[Objective] Everything in the listing except the pictures should be written out exactly.

[Rows from a dataset]
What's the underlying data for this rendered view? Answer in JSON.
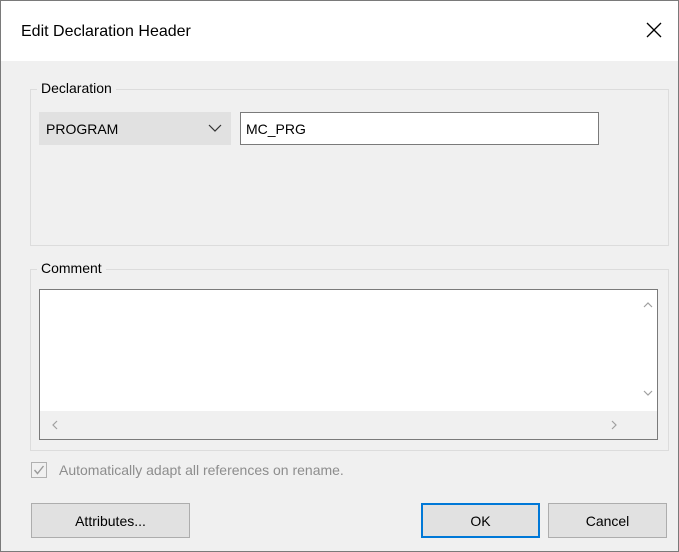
{
  "dialog": {
    "title": "Edit Declaration Header"
  },
  "declaration": {
    "group_label": "Declaration",
    "type_selected": "PROGRAM",
    "name_value": "MC_PRG"
  },
  "comment": {
    "group_label": "Comment",
    "value": ""
  },
  "options": {
    "adapt_references_label": "Automatically adapt all references on rename.",
    "adapt_references_checked": true
  },
  "buttons": {
    "attributes_label": "Attributes...",
    "ok_label": "OK",
    "cancel_label": "Cancel"
  },
  "icons": {
    "close": "close-icon",
    "dropdown": "chevron-down-icon",
    "check": "checkmark-icon"
  }
}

[Exercise output]
What's the underlying data for this rendered view? Answer in JSON.
{
  "dialog": {
    "title": "Edit Declaration Header"
  },
  "declaration": {
    "group_label": "Declaration",
    "type_selected": "PROGRAM",
    "name_value": "MC_PRG"
  },
  "comment": {
    "group_label": "Comment",
    "value": ""
  },
  "options": {
    "adapt_references_label": "Automatically adapt all references on rename.",
    "adapt_references_checked": true
  },
  "buttons": {
    "attributes_label": "Attributes...",
    "ok_label": "OK",
    "cancel_label": "Cancel"
  },
  "icons": {
    "close": "close-icon",
    "dropdown": "chevron-down-icon",
    "check": "checkmark-icon"
  }
}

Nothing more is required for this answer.